▼▼▼

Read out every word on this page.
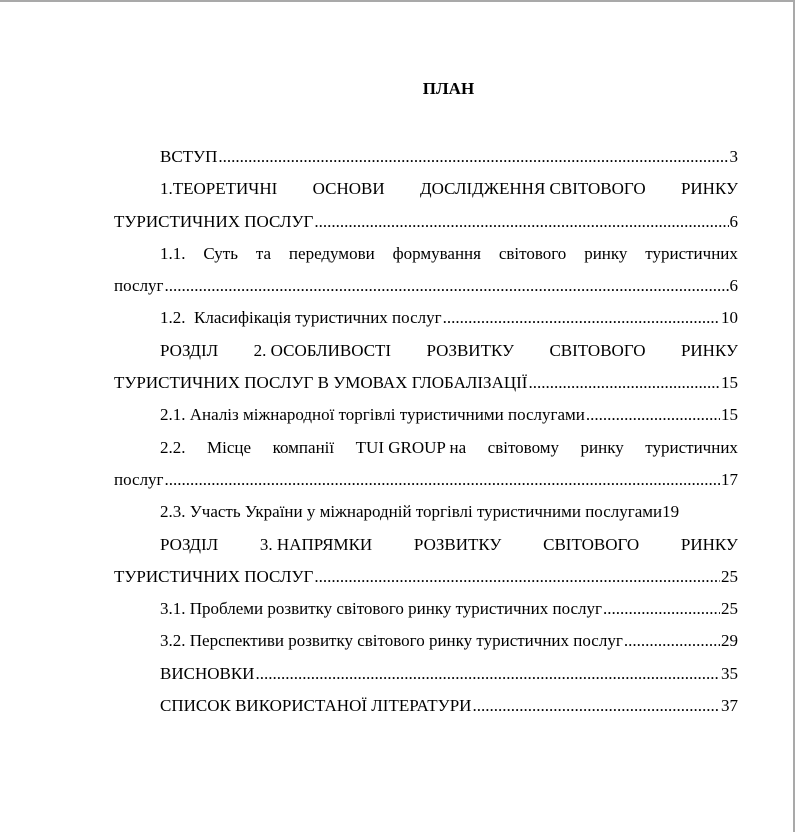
ПЛАН
ВСТУП .....	3
1.ТЕОРЕТИЧНІ ОСНОВИ ДОСЛІДЖЕННЯ СВІТОВОГО РИНКУ
ТУРИСТИЧНИХ ПОСЛУГ .....	6
1.1. Суть та передумови формування світового ринку туристичних
послуг .....	6
1.2.  Класифікація туристичних послуг .....	10
РОЗДІЛ 2. ОСОБЛИВОСТІ РОЗВИТКУ СВІТОВОГО РИНКУ
ТУРИСТИЧНИХ ПОСЛУГ В УМОВАХ ГЛОБАЛІЗАЦІЇ .....	15
2.1. Аналіз міжнародної торгівлі туристичними послугами .....	15
2.2. Місце компанії TUI GROUP на світовому ринку туристичних
послуг .....	17
2.3. Участь України у міжнародній торгівлі туристичними послугами 19
РОЗДІЛ 3. НАПРЯМКИ РОЗВИТКУ СВІТОВОГО РИНКУ
ТУРИСТИЧНИХ ПОСЛУГ .....	25
3.1. Проблеми розвитку світового ринку туристичних послуг .....	25
3.2. Перспективи розвитку світового ринку туристичних послуг .....	29
ВИСНОВКИ .....	35
СПИСОК ВИКОРИСТАНОЇ ЛІТЕРАТУРИ .....	37
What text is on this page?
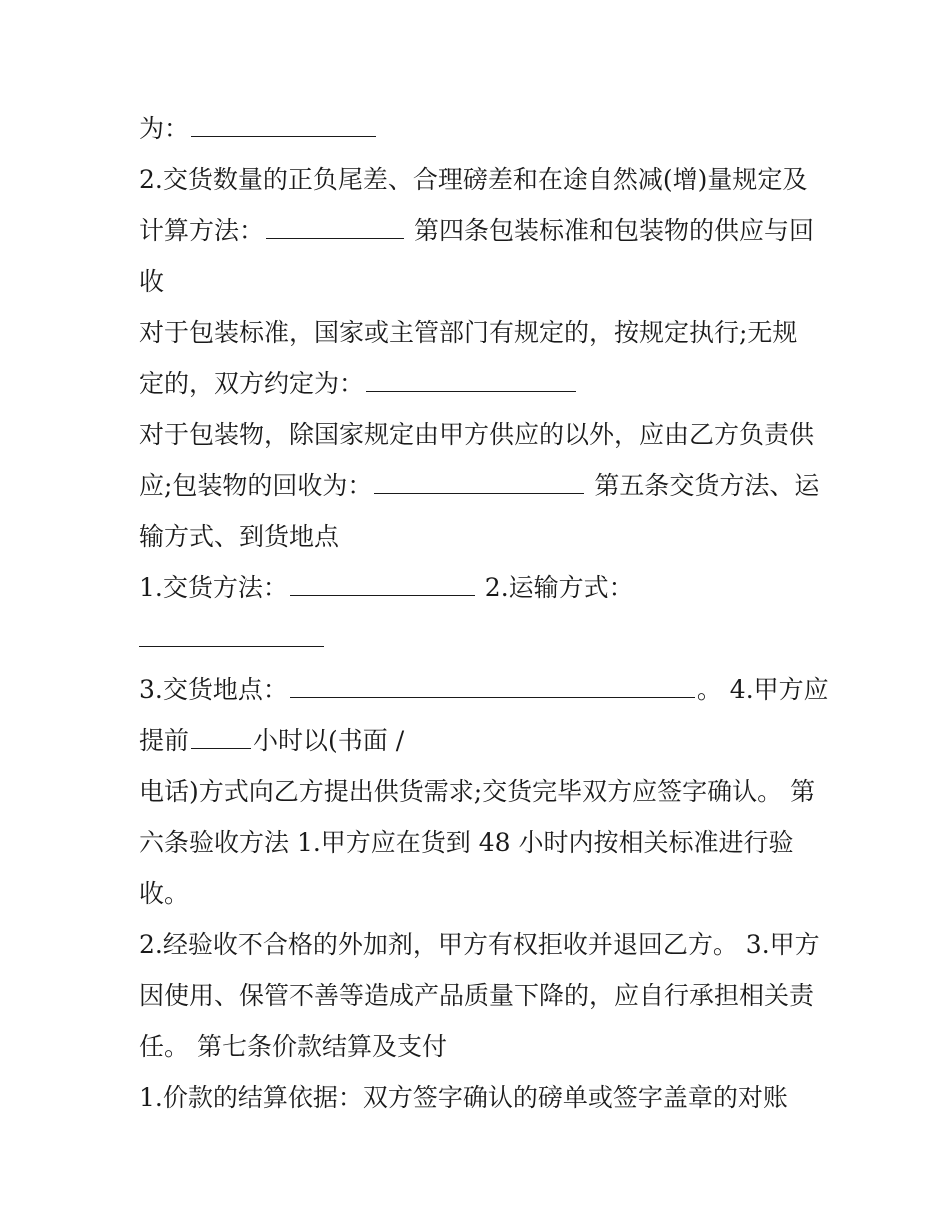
为：
2.交货数量的正负尾差、合理磅差和在途自然减(增)量规定及
计算方法：	第四条包装标准和包装物的供应与回
收
对于包装标准，国家或主管部门有规定的，按规定执行;无规
定的，双方约定为：
对于包装物，除国家规定由甲方供应的以外，应由乙方负责供
应;包装物的回收为：	第五条交货方法、运
输方式、到货地点
1.交货方法：	2.运输方式：
3.交货地点：	。 4.甲方应
提前	小时以(书面 /
电话)方式向乙方提出供货需求;交货完毕双方应签字确认。 第
六条验收方法 1.甲方应在货到 48 小时内按相关标准进行验
收。
2.经验收不合格的外加剂，甲方有权拒收并退回乙方。 3.甲方
因使用、保管不善等造成产品质量下降的，应自行承担相关责
任。 第七条价款结算及支付
1.价款的结算依据：双方签字确认的磅单或签字盖章的对账
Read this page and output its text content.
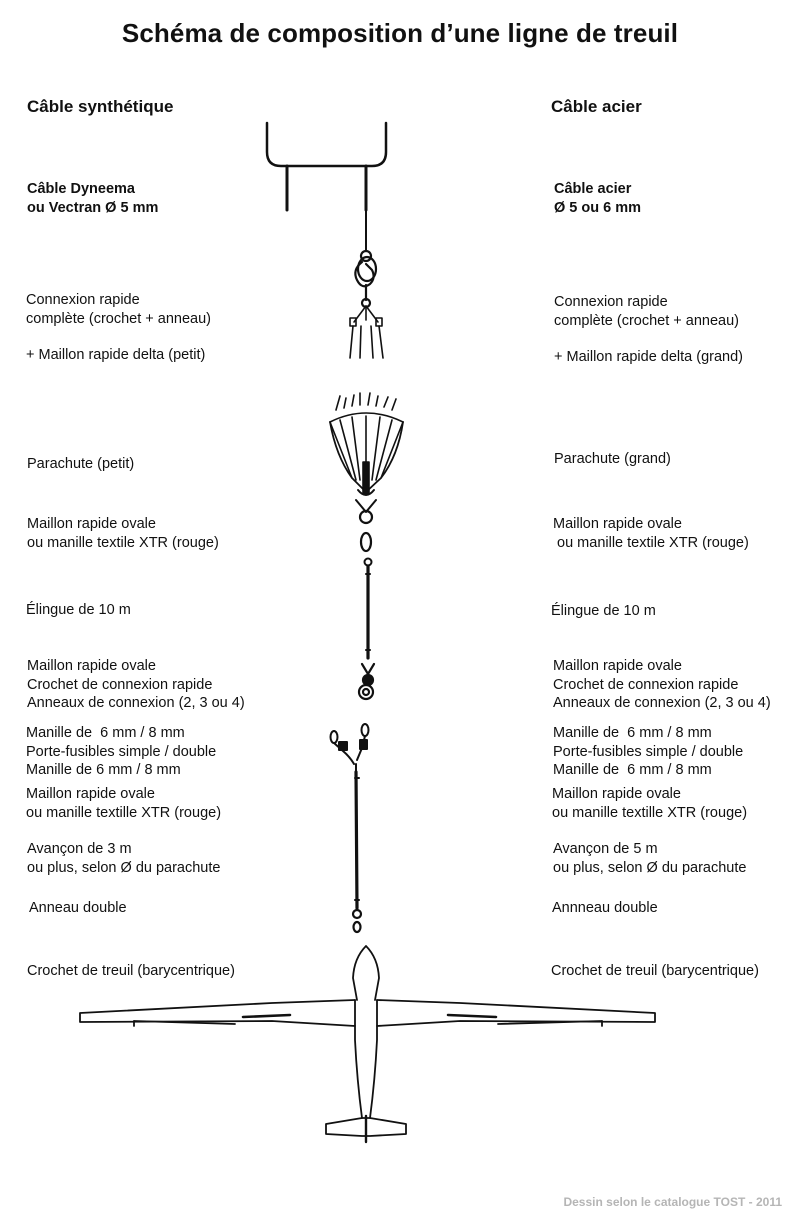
Schéma de composition d’une ligne de treuil
Câble synthétique	Câble acier
Câble Dyneema
ou Vectran Ø 5 mm
Connexion rapide
complète (crochet + anneau)
+ Maillon rapide delta (petit)
Parachute (petit)
Maillon rapide ovale
ou manille textile XTR (rouge)
Élingue de 10 m
Maillon rapide ovale
Crochet de connexion rapide
Anneaux de connexion (2, 3 ou 4)
Manille de  6 mm / 8 mm
Porte-fusibles simple / double
Manille de 6 mm / 8 mm
Maillon rapide ovale
ou manille textille XTR (rouge)
Avançon de 3 m
ou plus, selon Ø du parachute
Anneau double
Crochet de treuil (barycentrique)
Câble acier
Ø 5 ou 6 mm
Connexion rapide
complète (crochet + anneau)
+ Maillon rapide delta (grand)
Parachute (grand)
Maillon rapide ovale
ou manille textile XTR (rouge)
Élingue de 10 m
Maillon rapide ovale
Crochet de connexion rapide
Anneaux de connexion (2, 3 ou 4)
Manille de  6 mm / 8 mm
Porte-fusibles simple / double
Manille de  6 mm / 8 mm
Maillon rapide ovale
ou manille textille XTR (rouge)
Avançon de 5 m
ou plus, selon Ø du parachute
Annneau double
Crochet de treuil (barycentrique)
Dessin selon le catalogue TOST - 2011
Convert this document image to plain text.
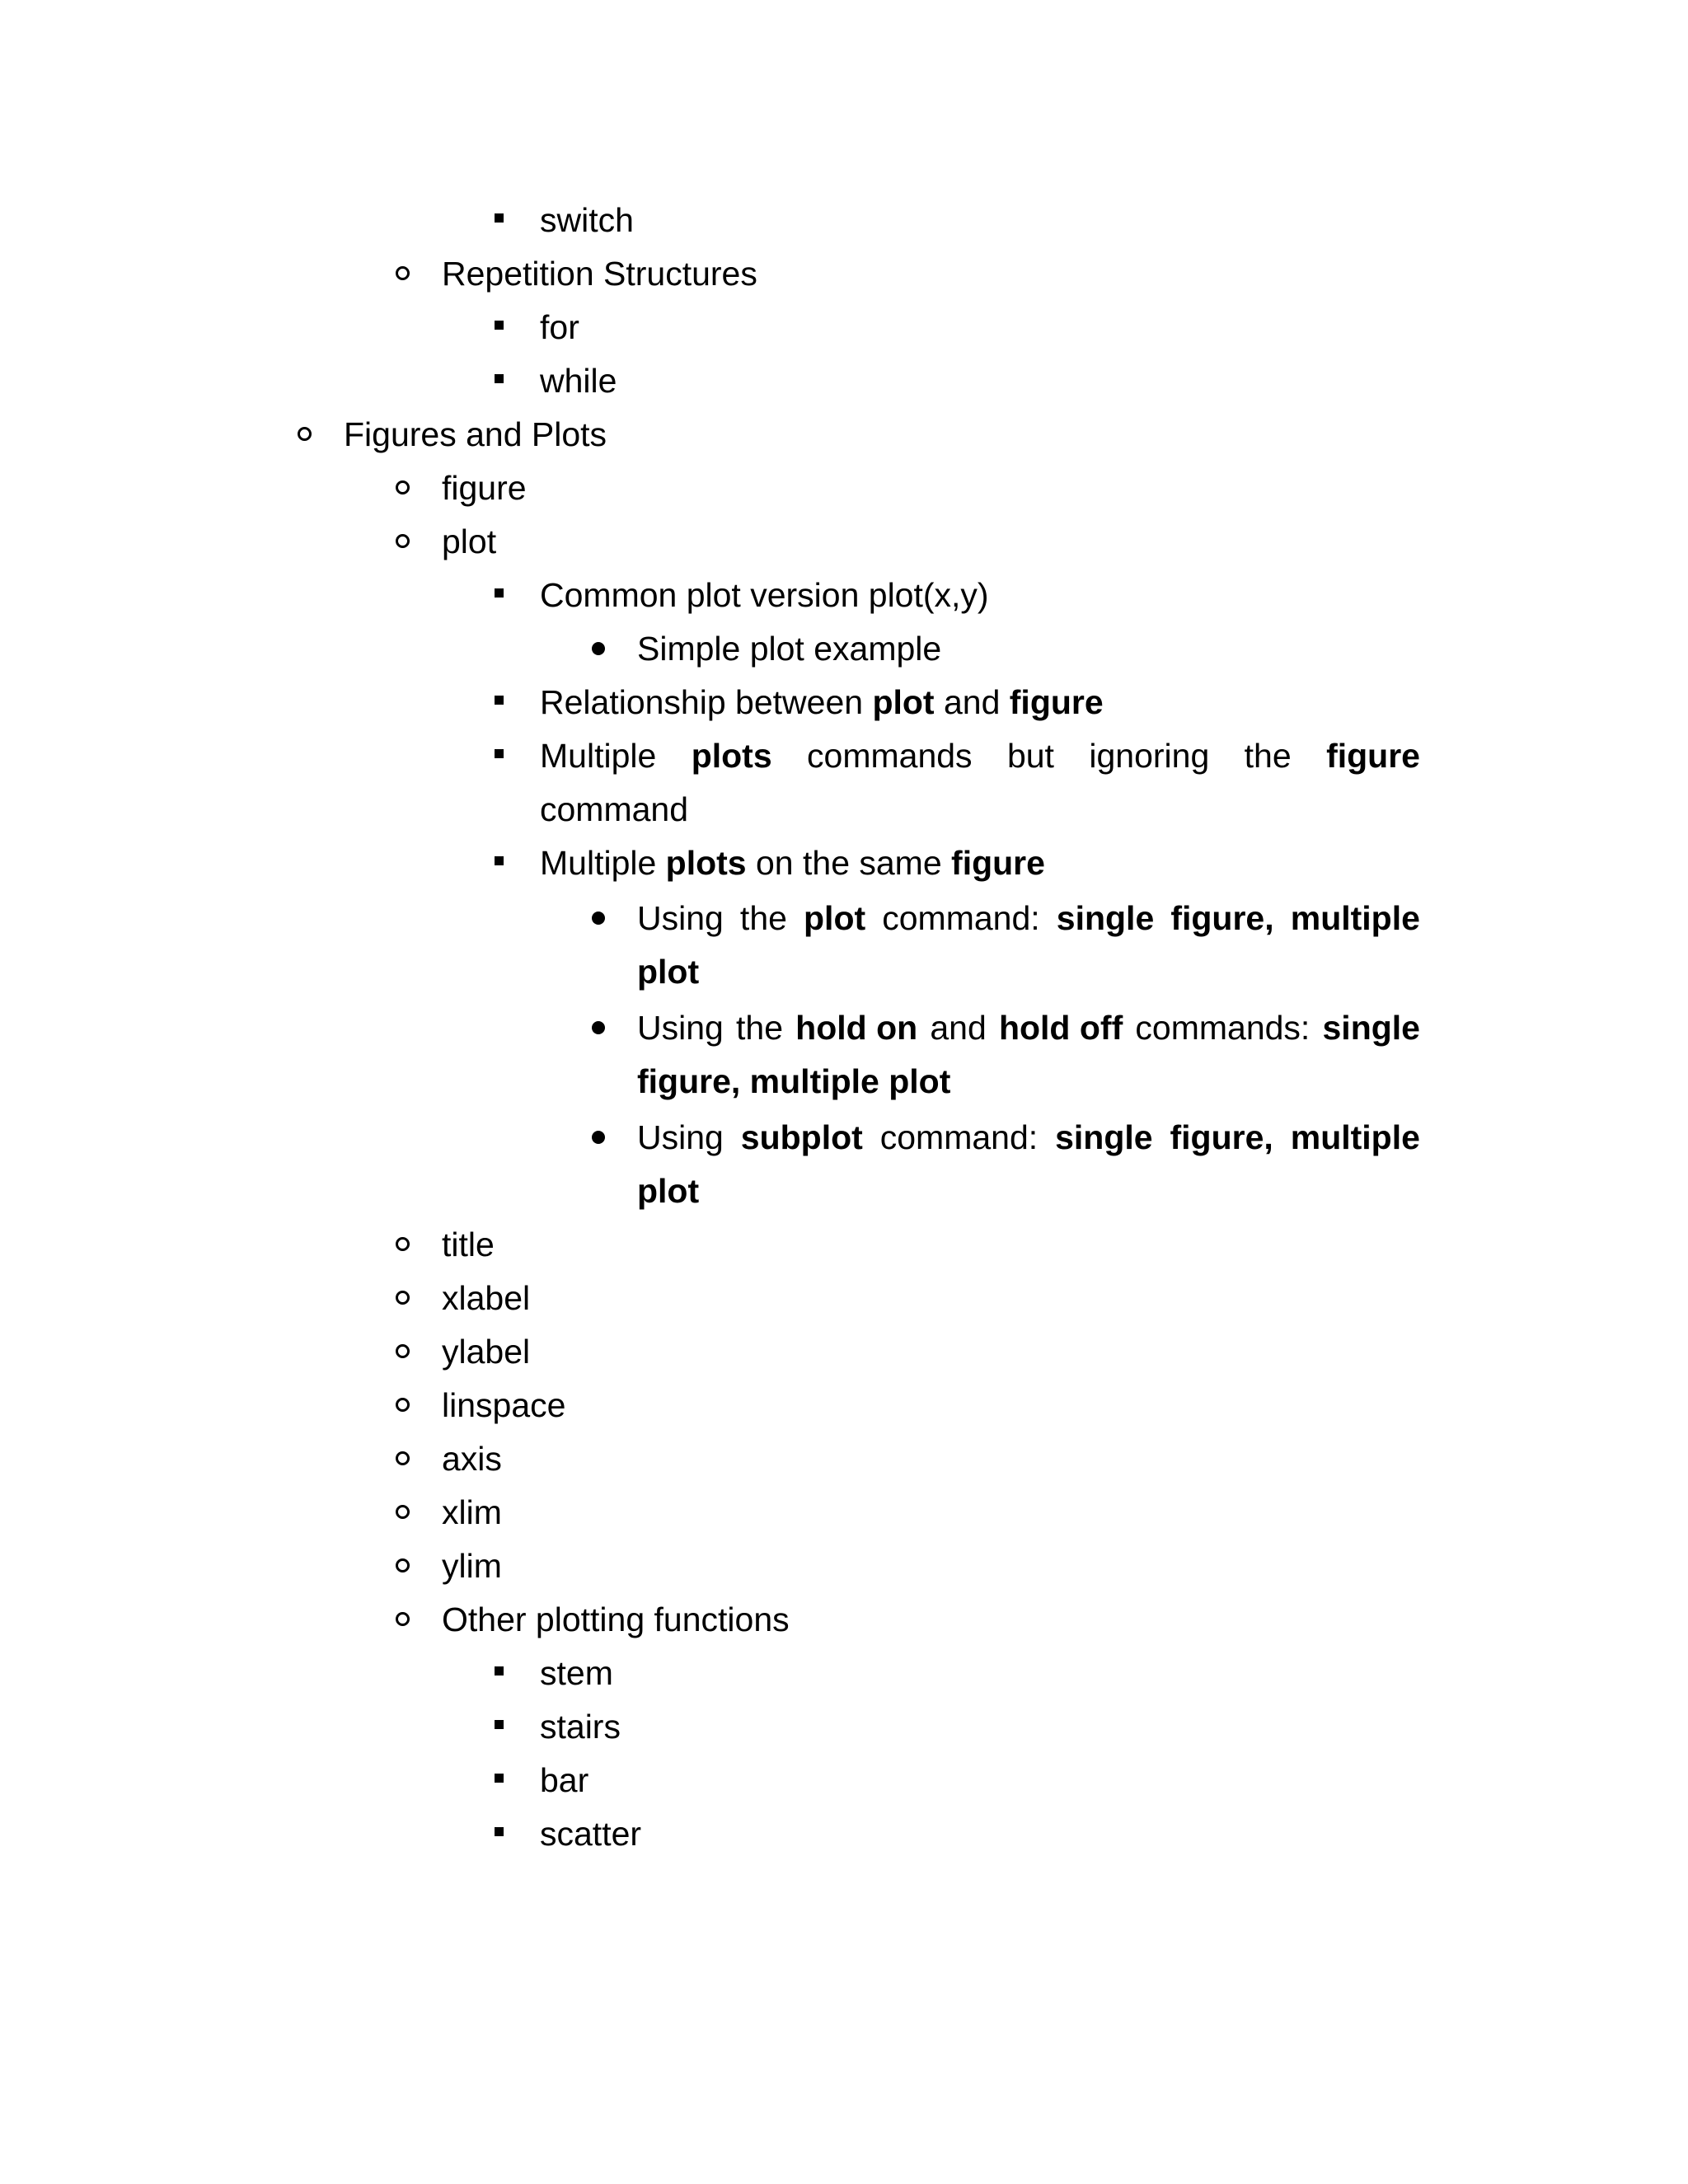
switch
Repetition Structures
for
while
Figures and Plots
figure
plot
Common plot version plot(x,y)
Simple plot example
Relationship between plot and figure
Multiple plots commands but ignoring the figure
command
Multiple plots on the same figure
Using the plot command: single figure, multiple
plot
Using the hold on and hold off commands: single
figure, multiple plot
Using subplot command: single figure, multiple
plot
title
xlabel
ylabel
linspace
axis
xlim
ylim
Other plotting functions
stem
stairs
bar
scatter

▲▲▲

Given task -> Return the material word for word. Pictures are not part of the copy.

Solution to this exercise ->
Read out every word on this page.
ПЛАН
ВСТУП .....	3
1.ТЕОРЕТИЧНІ ОСНОВИ ДОСЛІДЖЕННЯ СВІТОВОГО РИНКУ
ТУРИСТИЧНИХ ПОСЛУГ .....	6
1.1. Суть та передумови формування світового ринку туристичних
послуг .....	6
1.2.  Класифікація туристичних послуг .....	10
РОЗДІЛ 2. ОСОБЛИВОСТІ РОЗВИТКУ СВІТОВОГО РИНКУ
ТУРИСТИЧНИХ ПОСЛУГ В УМОВАХ ГЛОБАЛІЗАЦІЇ .....	15
2.1. Аналіз міжнародної торгівлі туристичними послугами .....	15
2.2. Місце компанії TUI GROUP на світовому ринку туристичних
послуг .....	17
2.3. Участь України у міжнародній торгівлі туристичними послугами 19
РОЗДІЛ 3. НАПРЯМКИ РОЗВИТКУ СВІТОВОГО РИНКУ
ТУРИСТИЧНИХ ПОСЛУГ .....	25
3.1. Проблеми розвитку світового ринку туристичних послуг .....	25
3.2. Перспективи розвитку світового ринку туристичних послуг .....	29
ВИСНОВКИ .....	35
СПИСОК ВИКОРИСТАНОЇ ЛІТЕРАТУРИ .....	37
What text is on this page?
为：
2.交货数量的正负尾差、合理磅差和在途自然减(增)量规定及
计算方法：	第四条包装标准和包装物的供应与回
收
对于包装标准，国家或主管部门有规定的，按规定执行;无规
定的，双方约定为：
对于包装物，除国家规定由甲方供应的以外，应由乙方负责供
应;包装物的回收为：	第五条交货方法、运
输方式、到货地点
1.交货方法：	2.运输方式：
3.交货地点：	。 4.甲方应
提前	小时以(书面 /
电话)方式向乙方提出供货需求;交货完毕双方应签字确认。 第
六条验收方法 1.甲方应在货到 48 小时内按相关标准进行验
收。
2.经验收不合格的外加剂，甲方有权拒收并退回乙方。 3.甲方
因使用、保管不善等造成产品质量下降的，应自行承担相关责
任。 第七条价款结算及支付
1.价款的结算依据：双方签字确认的磅单或签字盖章的对账
Read this page and output its text content.
Schéma de composition d’une ligne de treuil
Câble synthétique	Câble acier
Câble Dyneema
ou Vectran Ø 5 mm
Connexion rapide
complète (crochet + anneau)
+ Maillon rapide delta (petit)
Parachute (petit)
Maillon rapide ovale
ou manille textile XTR (rouge)
Élingue de 10 m
Maillon rapide ovale
Crochet de connexion rapide
Anneaux de connexion (2, 3 ou 4)
Manille de  6 mm / 8 mm
Porte-fusibles simple / double
Manille de 6 mm / 8 mm
Maillon rapide ovale
ou manille textille XTR (rouge)
Avançon de 3 m
ou plus, selon Ø du parachute
Anneau double
Crochet de treuil (barycentrique)
Câble acier
Ø 5 ou 6 mm
Connexion rapide
complète (crochet + anneau)
+ Maillon rapide delta (grand)
Parachute (grand)
Maillon rapide ovale
ou manille textile XTR (rouge)
Élingue de 10 m
Maillon rapide ovale
Crochet de connexion rapide
Anneaux de connexion (2, 3 ou 4)
Manille de  6 mm / 8 mm
Porte-fusibles simple / double
Manille de  6 mm / 8 mm
Maillon rapide ovale
ou manille textille XTR (rouge)
Avançon de 5 m
ou plus, selon Ø du parachute
Annneau double
Crochet de treuil (barycentrique)
Dessin selon le catalogue TOST - 2011
Convert this document image to plain text.
switch
Repetition Structures
for
while
Figures and Plots
figure
plot
Common plot version plot(x,y)
Simple plot example
Relationship between plot and figure
Multiple plots commands but ignoring the figure
command
Multiple plots on the same figure
Using the plot command: single figure, multiple
plot
Using the hold on and hold off commands: single
figure, multiple plot
Using subplot command: single figure, multiple
plot
title
xlabel
ylabel
linspace
axis
xlim
ylim
Other plotting functions
stem
stairs
bar
scatter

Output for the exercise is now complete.